**Goal**. From the entries that follow, list every line in which the string "Autónomo" appears.

##############################

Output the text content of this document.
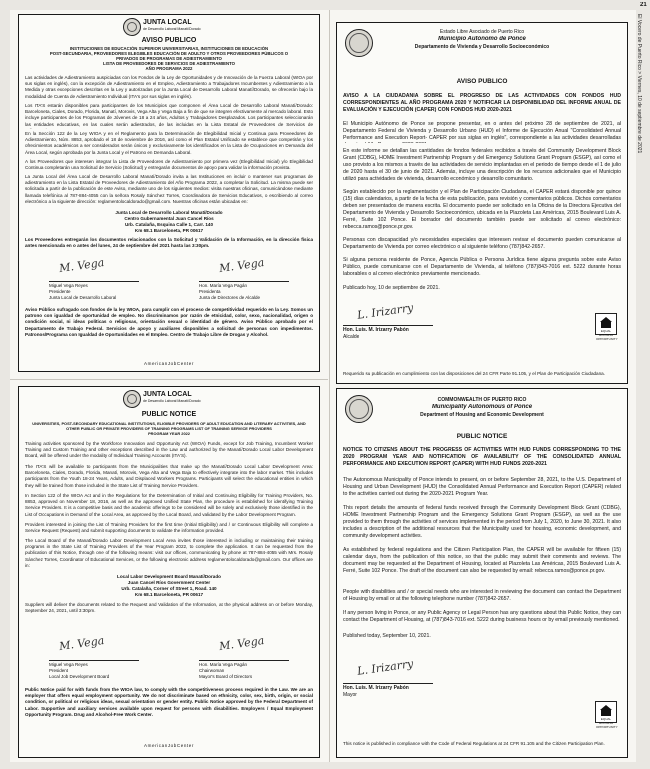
JUNTA LOCAL
de Desarrollo Laboral Manatí/Dorado
AVISO PÚBLICO
INSTITUCIONES DE EDUCACIÓN SUPERIOR UNIVERSITARIAS, INSTITUCIONES DE EDUCACIÓN
POST-SECUNDARIA, PROVEEDORES ELEGIBLES EDUCACIÓN DE ADULTO Y OTROS PROVEEDORES PÚBLICOS O
PRIVADOS DE PROGRAMAS DE ADIESTRAMIENTO
LISTA DE PROVEEDORES DE SERVICIOS DE ADIESTRAMIENTO
AÑO PROGRAMA 2022
Las actividades de Adiestramiento auspiciadas con los Fondos de la Ley de Oportunidades y de Innovación de la Fuerza Laboral (WIOA por sus siglas en inglés), con la excepción de Adiestramiento en el Empleo, Adiestramiento a Trabajadores Incumbentes y Adiestramiento a la Medida y otras excepciones descritas en la Ley y autorizadas por la Junta Local de Desarrollo Laboral Manatí/Dorado, se ofrecerán bajo la modalidad de Cuenta de Adiestramiento Individual (ITA's por sus siglas en inglés).
Los ITA'S estarán disponibles para participantes de los Municipios que componen el Área Local de Desarrollo Laboral Manatí/Dorado: Barceloneta, Ciales, Dorado, Florida, Manatí, Morovis, Vega Alta y Vega Baja a fin de que se integren efectivamente al mercado laboral. Esto incluye participantes de los Programas de Jóvenes de 18 a 24 años, Adultos y Trabajadores Desplazados. Los participantes seleccionarán las entidades educativas, en las cuales serán adiestrados, de las incluidas en la Lista Estatal de Proveedores de Servicios de
En la Sección 122 de la Ley WIOA y en el Reglamento para la Determinación de Elegibilidad Inicial y Continua para Proveedores de Adiestramiento, Núm. 8853, aprobado el 18 de noviembre de 2016, así como el Plan Estatal Unificado se establece que competirán y los ofrecimientos académicos a ser considerados serán únicos y exclusivamente los identificados en la Lista de Ocupaciones en Demanda del Área Local, según aprobada por la Junta Local y el Patrono en Demanda Laboral.
A los Proveedores que interesen integrar la Lista de Proveedores de Adiestramiento por primera vez (Elegibilidad Inicial) y/o Elegibilidad Continua completarán una Solicitud de Servicio (Solicitud) y entregarán documentos de apoyo para validar la información provista.
La Junta Local del Área Local de Desarrollo Laboral Manatí/Dorado invita a las Instituciones en incluir o mantener sus programas de adiestramiento en la Lista Estatal de Proveedores de Adiestramiento del Año Programa 2022, a completar la Solicitud. La misma puede ser solicitada a partir de la publicación de este Aviso, mediante uno de los siguientes medios: visita nuestras oficinas, comunicándose mediante llamada telefónica al 787-884-4055 con la señora Rosaly Sánchez Torres, Coordinadora de Servicios Educativos, o escribiendo al correo electrónico a la siguiente dirección: reglamentolocaldorado@gmail.com. Nuestras oficinas están ubicadas en:
Junta Local de Desarrollo Laboral Manatí/Dorado
Centro Gubernamental Juan Cancel Ríos
Urb. Catalaña, Esquina Calle 1, Carr. 140
Km 68.1 Barceloneta, PR 00617
Los Proveedores entregarán los documentos relacionados con la Solicitud y Validación de la Información, en la dirección física antes mencionada en o antes del lunes, 24 de septiembre del 2021 hasta las 3:30pm.
M. Vega
Miguel Vega Reyes
Presidente
Junta Local de Desarrollo Laboral
M. Vega
Hon. María Vega Pagán
Presidenta
Junta de Directores de Alcalde
Aviso Público sufragado con fondos de la ley WIOA, para cumplir con el proceso de competitividad requerido en la Ley. Somos un patrono con igualdad de oportunidad de empleo. No discriminamos por razón de etnicidad, color, sexo, nacionalidad, origen o condición social, ni ideas políticas o religiosas, orientación sexual o identidad de género. Aviso Público aprobado por el Departamento de Trabajo Federal. Servicios de apoyo y auxiliares disponibles a solicitud de personas con impedimentos. Patronos/Programa con Igualdad de Oportunidades en el Empleo. Centro de Trabajo Libre de Drogas y Alcohol.
AmericanJobCenter
JUNTA LOCAL
de Desarrollo Laboral Manatí/Dorado
PUBLIC NOTICE
UNIVERSITIES, POST-SECONDARY EDUCATIONAL INSTITUTIONS, ELIGIBLE PROVIDERS OF ADULT EDUCATION AND LITERARY ACTIVITIES, AND
OTHER PUBLIC OR PRIVATE PROVIDERS OF TRAINING PROGRAMS LIST OF TRAINING SERVICE PROVIDERS
PROGRAM YEAR 2022
Training activities sponsored by the Workforce Innovation and Opportunity Act (WIOA) Funds, except for Job Training, Incumbent Worker Training and Custom Training and other exceptions described in the Law and authorized by the Manatí/Dorado Local Labor Development Board, will be offered under the modality of Individual Training Accounts (ITA'S).
The ITA'S will be available to participants from the Municipalities that make up the Manatí/Dorado Local Labor Development Area: Barceloneta, Ciales, Dorado, Florida, Manatí, Morovis, Vega Alta and Vega Baja to effectively integrate into the labor market. This includes participants from the Youth 18-24 Years, Adults, and Displaced Workers Programs. Participants will select the educational entities in which they will be trained from those included in the State List of Training Service Providers.
In Section 122 of the WIOA Act and in the Regulations for the Determination of Initial and Continuing Eligibility for Training Providers, No. 8853, approved on November 18, 2016, as well as the approved Unified State Plan, the procedure is established for identifying Training Service Providers. It is a competitive basis and the academic offerings to be considered will be solely and exclusively those identified in the List of Occupations in Demand of the Local Area, as approved by the Local Board, and validated by the Labor Development Program.
Providers interested in joining the List of Training Providers for the first time (Initial Eligibility) and / or Continuous Eligibility will complete a Service Request (Request) and submit supporting documents to validate the information provided.
The Local Board of the Manatí/Dorado Labor Development Local Area invites those interested in including or maintaining their training programs in the State List of Training Providers of the Year Program 2022, to complete the application. It can be requested from the publication of this Notice, through one of the following means: visit our offices, communicating by phone at 787-884-4055 with Mrs. Rosaly Sánchez Torres, Coordinator of Educational Services, or the following electronic address reglamentolocaldorado@gmail.com. Our offices are in:
Local Labor Development Board Manatí/Dorado
Juan Cancel Ríos Government Center
Urb. Catalaña, Corner of Street 1, Road. 140
Km 68.1 Barceloneta, PR 00617
Suppliers will deliver the documents related to the Request and Validation of the Information, at the physical address on or before Monday, September 24, 2021, until 3:30pm.
M. Vega
Miguel Vega Reyes
President
Local Job Development Board
M. Vega
Hon. María Vega Pagán
Chairwoman
Mayor's Board of Directors
Public Notice paid for with funds from the WIOA law, to comply with the competitiveness process required in the Law. We are an employer that offers equal employment opportunity. We do not discriminate based on ethnicity, color, sex, birth, origin, or social condition, or political or religious ideas, sexual orientation or gender entity. Public Notice approved by the Federal Department of Labor. Supportive and auxiliary services available upon request for persons with disabilities. Employers / Equal Employment Opportunity Program. Drug and Alcohol-Free Work Center.
AmericanJobCenter
Estado Libre Asociado de Puerto Rico
Municipio Autónomo de Ponce
Departamento de Vivienda y Desarrollo Socioeconómico
AVISO PÚBLICO
AVISO A LA CIUDADANÍA SOBRE EL PROGRESO DE LAS ACTIVIDADES CON FONDOS HUD CORRESPONDIENTES AL AÑO PROGRAMA 2020 Y NOTIFICAR LA DISPONIBILIDAD DEL INFORME ANUAL DE EVALUACIÓN Y EJECUCIÓN (CAPER) CON FONDOS HUD 2020-2021
El Municipio Autónomo de Ponce se propone presentar, en o antes del próximo 28 de septiembre de 2021, al Departamento Federal de Vivienda y Desarrollo Urbano (HUD) el Informe de Ejecución Anual "Consolidated Annual Performance and Execution Report- CAPER por sus siglas en inglés", correspondiente a las actividades desarrolladas
En este informe se detallan las cantidades de fondos federales recibidos a través del Community Development Block Grant (CDBG), HOME Investment Partnership Program y del Emergency Solutions Grant Program (ESGP), así como el uso provisto a los mismos a través de las actividades de servicio implantadas en el periodo de tiempo desde el 1 de julio de 2020 hasta el 30 de junio de 2021. Además, incluye una descripción de los recursos adicionales que el Municipio utilizó para actividades de vivienda, desarrollo económico y desarrollo comunitario.
Según establecido por la reglamentación y el Plan de Participación Ciudadana, el CAPER estará disponible por quince (15) días calendarios, a partir de la fecha de esta publicación, para revisión y comentarios públicos. Dichos comentarios deben ser presentados de manera escrita. El documento puede ser solicitado en la Oficina de la Directora Ejecutiva del Departamento de Vivienda y Desarrollo Socioeconómico, ubicada en la Plazoleta Las Américas, 2015 Boulevard Luis A. Ferré, Suite 102 Ponce. El borrador del documento también puede ser solicitado al correo electrónico: rebecca.ramos@ponce.pr.gov.
Personas con discapacidad y/o necesidades especiales que interesen revisar el documento pueden comunicarse al Departamento de Vivienda por correo electrónico o al siguiente teléfono (787)842-2657.
Si alguna persona residente de Ponce, Agencia Pública o Persona Jurídica tiene alguna pregunta sobre este Aviso Público, puede comunicarse con el Departamento de Vivienda, al teléfono (787)843-7016 ext. 5222 durante horas laborables o al correo electrónico previamente mencionado.
Publicado hoy, 10 de septiembre de 2021.
L. Irizarry
Hon. Luis. M. Irizarry Pabón
Alcalde
EQUAL HOUSING OPPORTUNITY
Requerido su publicación en cumplimiento con las disposiciones del 24 CFR Parte 91.105, y el Plan de Participación Ciudadana.
COMMONWEALTH OF PUERTO RICO
Municipality Autonomous of Ponce
Department of Housing and Economic Development
PUBLIC NOTICE
NOTICE TO CITIZENS ABOUT THE PROGRESS OF ACTIVITIES WITH HUD FUNDS CORRESPONDING TO THE 2020 PROGRAM YEAR AND NOTIFICATION OF AVAILABILITY OF THE CONSOLIDATED ANNUAL PERFORMANCE AND EXECUTION REPORT (CAPER) WITH HUD FUNDS 2020-2021
The Autonomous Municipality of Ponce intends to present, on or before September 28, 2021, to the U.S. Department of Housing and Urban Development (HUD) the Consolidated Annual Performance and Execution Report (CAPER) related to the activities carried out during the 2020-2021 Program Year.
This report details the amounts of federal funds received through the Community Development Block Grant (CDBG), HOME Investment Partnership Program and the Emergency Solutions Grant Program (ESGP), as well as the use provided to them through the activities of services implemented in the period from July 1, 2020, to June 30, 2021. It also includes a description of the additional resources that the Municipality used for housing, economic development, and community development activities.
As established by federal regulations and the Citizen Participation Plan, the CAPER will be available for fifteen (15) calendar days, from the publication of this notice, so that the public may submit their comments and reviews. The document may be requested at the Department of Housing, located at Plazoleta Las Américas, 2015 Boulevard Luis A. Ferré, Suite 102 Ponce. The draft of the document can also be requested by email: rebecca.ramos@ponce.pr.gov.
People with disabilities and / or special needs who are interested in reviewing the document can contact the Department of Housing by email or at the following telephone number (787)842-2657.
If any person living in Ponce, or any Public Agency or Legal Person has any questions about this Public Notice, they can contact the Department of Housing, at (787)843-7016 ext. 5222 during business hours or by email previously mentioned.
Published today, September 10, 2021.
L. Irizarry
Hon. Luis. M. Irizarry Pabón
Mayor
EQUAL HOUSING OPPORTUNITY
This notice is published in compliance with the Code of Federal Regulations at 24 CFR 91.105 and the Citizen Participation Plan.
21
El Vocero de Puerto Rico > Viernes, 10 de septiembre de 2021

##############################

**Written answer**.
Municipio Autónomo de Ponce
El Municipio Autónomo de Ponce se propone presentar, en o antes del próximo 28 de septiembre de 2021, al Departamento Federal de Vivienda y Desarrollo Urbano (HUD) el Informe de Ejecución Anual "Consolidated Annual Performance and Execution Report- CAPER por sus siglas en inglés", correspondiente a las actividades desarrolladas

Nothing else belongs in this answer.